Saved entries
+---+

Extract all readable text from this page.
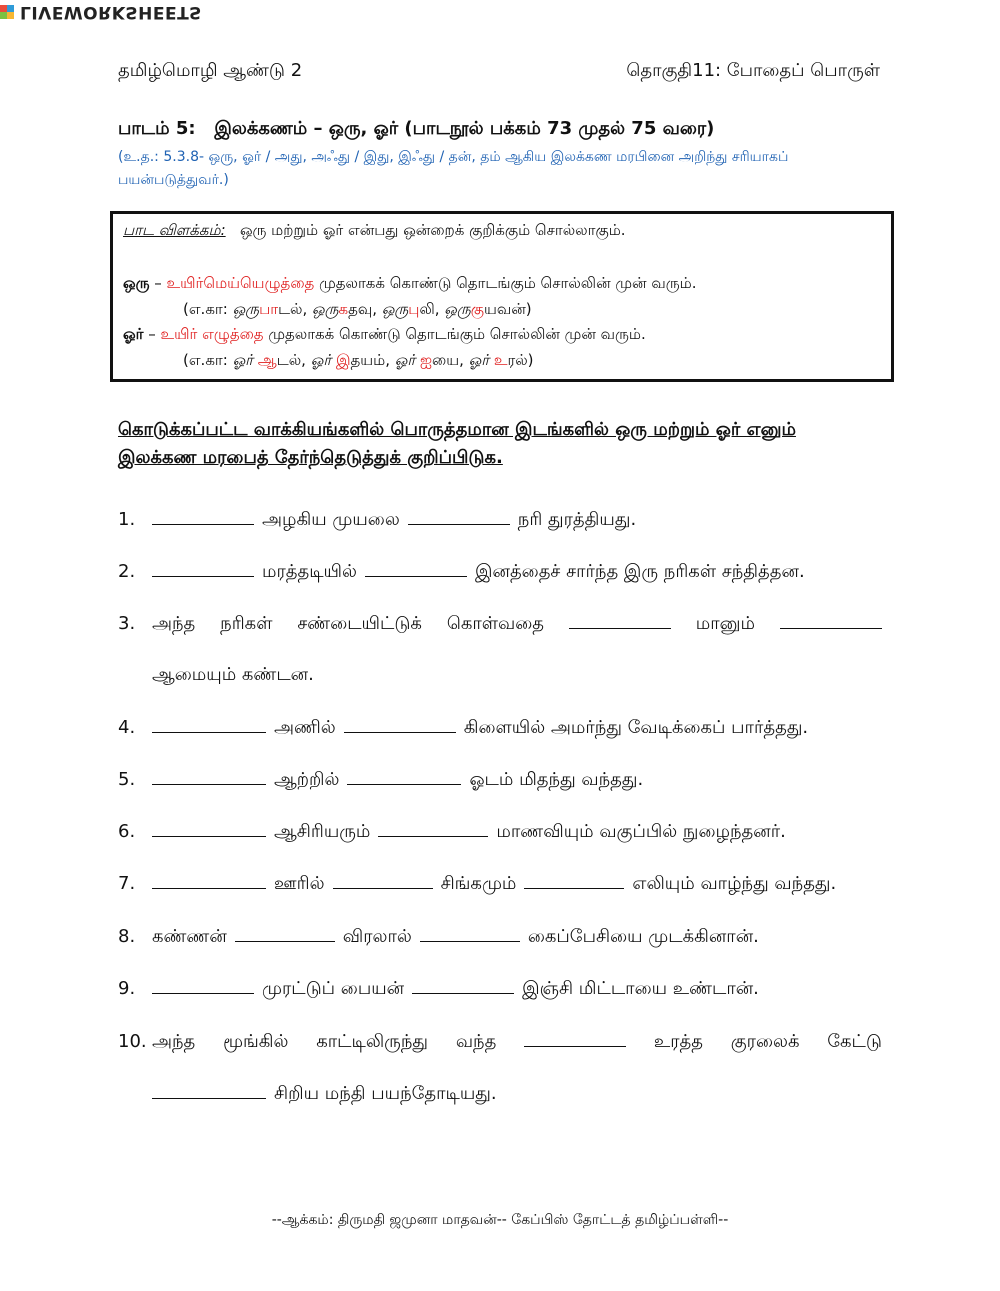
LIVEWORKSHEETS
தமிழ்மொழி ஆண்டு 2	தொகுதி11: போதைப் பொருள்
பாடம் 5:   இலக்கணம் – ஒரு, ஓர் (பாடநூல் பக்கம் 73 முதல் 75 வரை)
(உ.த.: 5.3.8- ஒரு, ஓர் / அது, அஃது / இது, இஃது / தன், தம் ஆகிய இலக்கண மரபினை அறிந்து சரியாகப் பயன்படுத்துவர்.)
பாட விளக்கம்: ஒரு மற்றும் ஓர் என்பது ஒன்றைக் குறிக்கும் சொல்லாகும்.
ஒரு – உயிர்மெய்யெழுத்தை முதலாகக் கொண்டு தொடங்கும் சொல்லின் முன் வரும்.
(எ.கா: ஒருபாடல், ஒருகதவு, ஒருபுலி, ஒருகுயவன்)
ஓர் – உயிர் எழுத்தை முதலாகக் கொண்டு தொடங்கும் சொல்லின் முன் வரும்.
(எ.கா: ஓர் ஆடல், ஓர் இதயம், ஓர் ஐயை, ஓர் உரல்)
கொடுக்கப்பட்ட வாக்கியங்களில் பொருத்தமான இடங்களில் ஒரு மற்றும் ஓர் எனும்
இலக்கண மரபைத் தேர்ந்தெடுத்துக் குறிப்பிடுக.
1.	அழகிய முயலை	நரி துரத்தியது.
2.	மரத்தடியில்	இனத்தைச் சார்ந்த இரு நரிகள் சந்தித்தன.
3. அந்த நரிகள் சண்டையிட்டுக் கொள்வதை	மானும்
ஆமையும் கண்டன.
4.	அணில்	கிளையில் அமர்ந்து வேடிக்கைப் பார்த்தது.
5.	ஆற்றில்	ஓடம் மிதந்து வந்தது.
6.	ஆசிரியரும்	மாணவியும் வகுப்பில் நுழைந்தனர்.
7.	ஊரில்	சிங்கமும்	எலியும் வாழ்ந்து வந்தது.
8. கண்ணன்	விரலால்	கைப்பேசியை முடக்கினான்.
9.	முரட்டுப் பையன்	இஞ்சி மிட்டாயை உண்டான்.
10. அந்த மூங்கில் காட்டிலிருந்து வந்த	உரத்த குரலைக் கேட்டு
சிறிய மந்தி பயந்தோடியது.
--ஆக்கம்: திருமதி ஜமுனா மாதவன்-- கேப்பிஸ் தோட்டத் தமிழ்ப்பள்ளி--
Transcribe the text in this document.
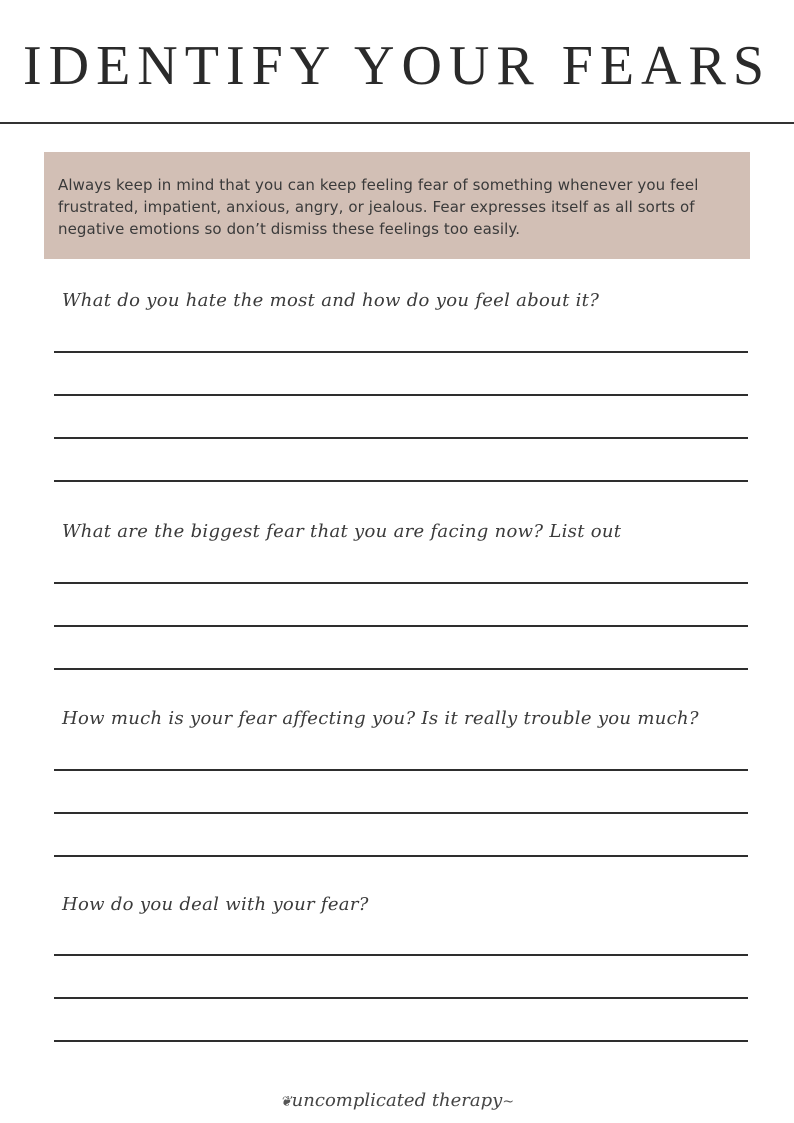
IDENTIFY YOUR FEARS

Always keep in mind that you can keep feeling fear of something whenever you feel frustrated, impatient, anxious, angry, or jealous. Fear expresses itself as all sorts of negative emotions so don’t dismiss these feelings too easily.

What do you hate the most and how do you feel about it?

What are the biggest fear that you are facing now? List out

How much is your fear affecting you? Is it really trouble you much?

How do you deal with your fear?

❦uncomplicated therapy~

+---+

#### OBJECTIVE:
Go through the entries and return each line where the word "What" appears.

#### FULL RESPONSE:
What do you hate the most and how do you feel about it?
What are the biggest fear that you are facing now? List out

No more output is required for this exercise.